**RECORDS SHOWN**
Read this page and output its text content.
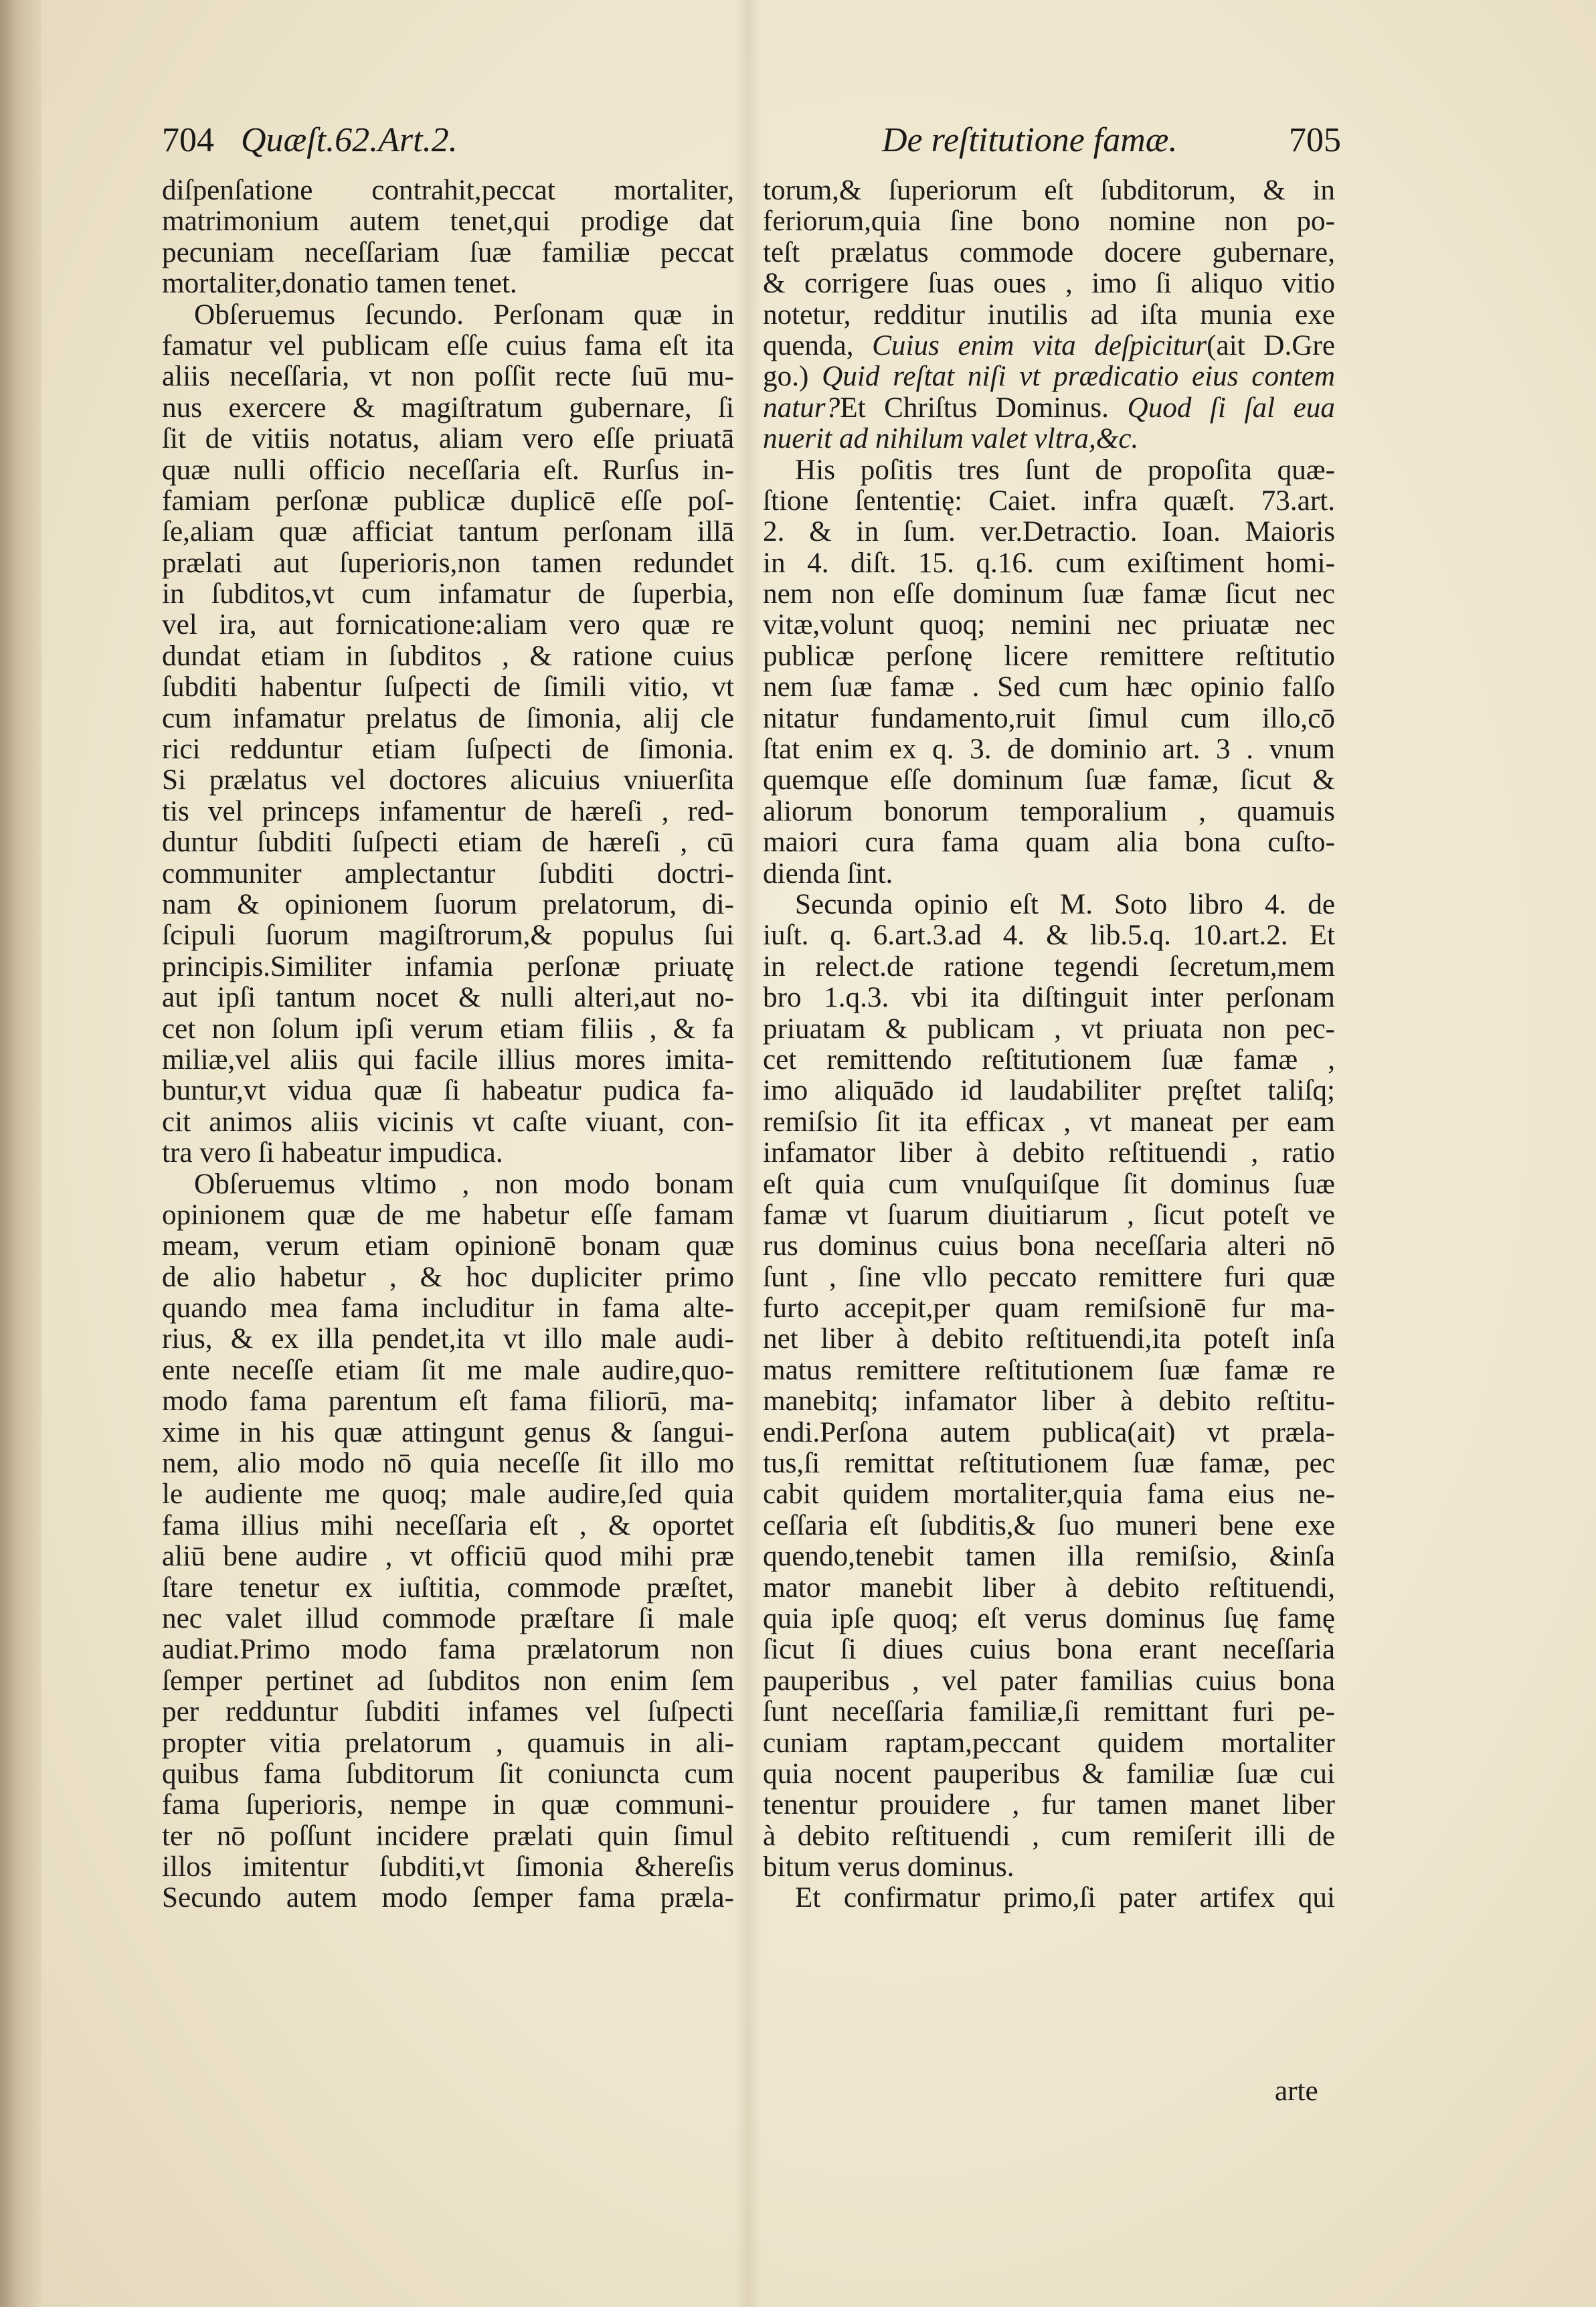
704 Quæſt.62.Art.2.	De reſtitutione famæ.	705

diſpenſatione contrahit,peccat mortaliter,

matrimonium autem tenet,qui prodige dat

pecuniam neceſſariam ſuæ familiæ peccat

mortaliter,donatio tamen tenet.

Obſeruemus ſecundo. Perſonam quæ in

famatur vel publicam eſſe cuius fama eſt ita

aliis neceſſaria, vt non poſſit recte ſuū mu-

nus exercere & magiſtratum gubernare, ſi

ſit de vitiis notatus, aliam vero eſſe priuatā

quæ nulli officio neceſſaria eſt. Rurſus in-

famiam perſonæ publicæ duplicē eſſe poſ-

ſe,aliam quæ afficiat tantum perſonam illā

prælati aut ſuperioris,non tamen redundet

in ſubditos,vt cum infamatur de ſuperbia,

vel ira, aut fornicatione:aliam vero quæ re

dundat etiam in ſubditos , & ratione cuius

ſubditi habentur ſuſpecti de ſimili vitio, vt

cum infamatur prelatus de ſimonia, alij cle

rici redduntur etiam ſuſpecti de ſimonia.

Si prælatus vel doctores alicuius vniuerſita

tis vel princeps infamentur de hæreſi , red-

duntur ſubditi ſuſpecti etiam de hæreſi , cū

communiter amplectantur ſubditi doctri-

nam & opinionem ſuorum prelatorum, di-

ſcipuli ſuorum magiſtrorum,& populus ſui

principis.Similiter infamia perſonæ priuatę

aut ipſi tantum nocet & nulli alteri,aut no-

cet non ſolum ipſi verum etiam filiis , & fa

miliæ,vel aliis qui facile illius mores imita-

buntur,vt vidua quæ ſi habeatur pudica fa-

cit animos aliis vicinis vt caſte viuant, con-

tra vero ſi habeatur impudica.

Obſeruemus vltimo , non modo bonam

opinionem quæ de me habetur eſſe famam

meam, verum etiam opinionē bonam quæ

de alio habetur , & hoc dupliciter primo

quando mea fama includitur in fama alte-

rius, & ex illa pendet,ita vt illo male audi-

ente neceſſe etiam ſit me male audire,quo-

modo fama parentum eſt fama filiorū, ma-

xime in his quæ attingunt genus & ſangui-

nem, alio modo nō quia neceſſe ſit illo mo

le audiente me quoq; male audire,ſed quia

fama illius mihi neceſſaria eſt , & oportet

aliū bene audire , vt officiū quod mihi præ

ſtare tenetur ex iuſtitia, commode præſtet,

nec valet illud commode præſtare ſi male

audiat.Primo modo fama prælatorum non

ſemper pertinet ad ſubditos non enim ſem

per redduntur ſubditi infames vel ſuſpecti

propter vitia prelatorum , quamuis in ali-

quibus fama ſubditorum ſit coniuncta cum

fama ſuperioris, nempe in quæ communi-

ter nō poſſunt incidere prælati quin ſimul

illos imitentur ſubditi,vt ſimonia &hereſis

Secundo autem modo ſemper fama præla-

torum,& ſuperiorum eſt ſubditorum, & in

feriorum,quia ſine bono nomine non po-

teſt prælatus commode docere gubernare,

& corrigere ſuas oues , imo ſi aliquo vitio

notetur, redditur inutilis ad iſta munia exe

quenda, Cuius enim vita deſpicitur(ait D.Gre

go.) Quid reſtat niſi vt prædicatio eius contem

natur?Et Chriſtus Dominus. Quod ſi ſal eua

nuerit ad nihilum valet vltra,&c.

His poſitis tres ſunt de propoſita quæ-

ſtione ſententię: Caiet. infra quæſt. 73.art.

2. & in ſum. ver.Detractio. Ioan. Maioris

in 4. diſt. 15. q.16. cum exiſtiment homi-

nem non eſſe dominum ſuæ famæ ſicut nec

vitæ,volunt quoq; nemini nec priuatæ nec

publicæ perſonę licere remittere reſtitutio

nem ſuæ famæ . Sed cum hæc opinio falſo

nitatur fundamento,ruit ſimul cum illo,cō

ſtat enim ex q. 3. de dominio art. 3 . vnum

quemque eſſe dominum ſuæ famæ, ſicut &

aliorum bonorum temporalium , quamuis

maiori cura fama quam alia bona cuſto-

dienda ſint.

Secunda opinio eſt M. Soto libro 4. de

iuſt. q. 6.art.3.ad 4. & lib.5.q. 10.art.2. Et

in relect.de ratione tegendi ſecretum,mem

bro 1.q.3. vbi ita diſtinguit inter perſonam

priuatam & publicam , vt priuata non pec-

cet remittendo reſtitutionem ſuæ famæ ,

imo aliquādo id laudabiliter pręſtet taliſq;

remiſsio ſit ita efficax , vt maneat per eam

infamator liber à debito reſtituendi , ratio

eſt quia cum vnuſquiſque ſit dominus ſuæ

famæ vt ſuarum diuitiarum , ſicut poteſt ve

rus dominus cuius bona neceſſaria alteri nō

ſunt , ſine vllo peccato remittere furi quæ

furto accepit,per quam remiſsionē fur ma-

net liber à debito reſtituendi,ita poteſt inſa

matus remittere reſtitutionem ſuæ famæ re

manebitq; infamator liber à debito reſtitu-

endi.Perſona autem publica(ait) vt præla-

tus,ſi remittat reſtitutionem ſuæ famæ, pec

cabit quidem mortaliter,quia fama eius ne-

ceſſaria eſt ſubditis,& ſuo muneri bene exe

quendo,tenebit tamen illa remiſsio, &inſa

mator manebit liber à debito reſtituendi,

quia ipſe quoq; eſt verus dominus ſuę famę

ſicut ſi diues cuius bona erant neceſſaria

pauperibus , vel pater familias cuius bona

ſunt neceſſaria familiæ,ſi remittant furi pe-

cuniam raptam,peccant quidem mortaliter

quia nocent pauperibus & familiæ ſuæ cui

tenentur prouidere , fur tamen manet liber

à debito reſtituendi , cum remiſerit illi de

bitum verus dominus.

Et confirmatur primo,ſi pater artifex qui

arte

**WHAT YOU NEED TO DO**
Reproduce every record above exactly, omitting the pictures.

**COMPLETE ANSWER**
Read this page and output its text content.
704 Quæſt.62.Art.2.	De reſtitutione famæ.	705

diſpenſatione contrahit,peccat mortaliter,

matrimonium autem tenet,qui prodige dat

pecuniam neceſſariam ſuæ familiæ peccat

mortaliter,donatio tamen tenet.

Obſeruemus ſecundo. Perſonam quæ in

famatur vel publicam eſſe cuius fama eſt ita

aliis neceſſaria, vt non poſſit recte ſuū mu-

nus exercere & magiſtratum gubernare, ſi

ſit de vitiis notatus, aliam vero eſſe priuatā

quæ nulli officio neceſſaria eſt. Rurſus in-

famiam perſonæ publicæ duplicē eſſe poſ-

ſe,aliam quæ afficiat tantum perſonam illā

prælati aut ſuperioris,non tamen redundet

in ſubditos,vt cum infamatur de ſuperbia,

vel ira, aut fornicatione:aliam vero quæ re

dundat etiam in ſubditos , & ratione cuius

ſubditi habentur ſuſpecti de ſimili vitio, vt

cum infamatur prelatus de ſimonia, alij cle

rici redduntur etiam ſuſpecti de ſimonia.

Si prælatus vel doctores alicuius vniuerſita

tis vel princeps infamentur de hæreſi , red-

duntur ſubditi ſuſpecti etiam de hæreſi , cū

communiter amplectantur ſubditi doctri-

nam & opinionem ſuorum prelatorum, di-

ſcipuli ſuorum magiſtrorum,& populus ſui

principis.Similiter infamia perſonæ priuatę

aut ipſi tantum nocet & nulli alteri,aut no-

cet non ſolum ipſi verum etiam filiis , & fa

miliæ,vel aliis qui facile illius mores imita-

buntur,vt vidua quæ ſi habeatur pudica fa-

cit animos aliis vicinis vt caſte viuant, con-

tra vero ſi habeatur impudica.

Obſeruemus vltimo , non modo bonam

opinionem quæ de me habetur eſſe famam

meam, verum etiam opinionē bonam quæ

de alio habetur , & hoc dupliciter primo

quando mea fama includitur in fama alte-

rius, & ex illa pendet,ita vt illo male audi-

ente neceſſe etiam ſit me male audire,quo-

modo fama parentum eſt fama filiorū, ma-

xime in his quæ attingunt genus & ſangui-

nem, alio modo nō quia neceſſe ſit illo mo

le audiente me quoq; male audire,ſed quia

fama illius mihi neceſſaria eſt , & oportet

aliū bene audire , vt officiū quod mihi præ

ſtare tenetur ex iuſtitia, commode præſtet,

nec valet illud commode præſtare ſi male

audiat.Primo modo fama prælatorum non

ſemper pertinet ad ſubditos non enim ſem

per redduntur ſubditi infames vel ſuſpecti

propter vitia prelatorum , quamuis in ali-

quibus fama ſubditorum ſit coniuncta cum

fama ſuperioris, nempe in quæ communi-

ter nō poſſunt incidere prælati quin ſimul

illos imitentur ſubditi,vt ſimonia &hereſis

Secundo autem modo ſemper fama præla-

torum,& ſuperiorum eſt ſubditorum, & in

feriorum,quia ſine bono nomine non po-

teſt prælatus commode docere gubernare,

& corrigere ſuas oues , imo ſi aliquo vitio

notetur, redditur inutilis ad iſta munia exe

quenda, Cuius enim vita deſpicitur(ait D.Gre

go.) Quid reſtat niſi vt prædicatio eius contem

natur?Et Chriſtus Dominus. Quod ſi ſal eua

nuerit ad nihilum valet vltra,&c.

His poſitis tres ſunt de propoſita quæ-

ſtione ſententię: Caiet. infra quæſt. 73.art.

2. & in ſum. ver.Detractio. Ioan. Maioris

in 4. diſt. 15. q.16. cum exiſtiment homi-

nem non eſſe dominum ſuæ famæ ſicut nec

vitæ,volunt quoq; nemini nec priuatæ nec

publicæ perſonę licere remittere reſtitutio

nem ſuæ famæ . Sed cum hæc opinio falſo

nitatur fundamento,ruit ſimul cum illo,cō

ſtat enim ex q. 3. de dominio art. 3 . vnum

quemque eſſe dominum ſuæ famæ, ſicut &

aliorum bonorum temporalium , quamuis

maiori cura fama quam alia bona cuſto-

dienda ſint.

Secunda opinio eſt M. Soto libro 4. de

iuſt. q. 6.art.3.ad 4. & lib.5.q. 10.art.2. Et

in relect.de ratione tegendi ſecretum,mem

bro 1.q.3. vbi ita diſtinguit inter perſonam

priuatam & publicam , vt priuata non pec-

cet remittendo reſtitutionem ſuæ famæ ,

imo aliquādo id laudabiliter pręſtet taliſq;

remiſsio ſit ita efficax , vt maneat per eam

infamator liber à debito reſtituendi , ratio

eſt quia cum vnuſquiſque ſit dominus ſuæ

famæ vt ſuarum diuitiarum , ſicut poteſt ve

rus dominus cuius bona neceſſaria alteri nō

ſunt , ſine vllo peccato remittere furi quæ

furto accepit,per quam remiſsionē fur ma-

net liber à debito reſtituendi,ita poteſt inſa

matus remittere reſtitutionem ſuæ famæ re

manebitq; infamator liber à debito reſtitu-

endi.Perſona autem publica(ait) vt præla-

tus,ſi remittat reſtitutionem ſuæ famæ, pec

cabit quidem mortaliter,quia fama eius ne-

ceſſaria eſt ſubditis,& ſuo muneri bene exe

quendo,tenebit tamen illa remiſsio, &inſa

mator manebit liber à debito reſtituendi,

quia ipſe quoq; eſt verus dominus ſuę famę

ſicut ſi diues cuius bona erant neceſſaria

pauperibus , vel pater familias cuius bona

ſunt neceſſaria familiæ,ſi remittant furi pe-

cuniam raptam,peccant quidem mortaliter

quia nocent pauperibus & familiæ ſuæ cui

tenentur prouidere , fur tamen manet liber

à debito reſtituendi , cum remiſerit illi de

bitum verus dominus.

Et confirmatur primo,ſi pater artifex qui

arte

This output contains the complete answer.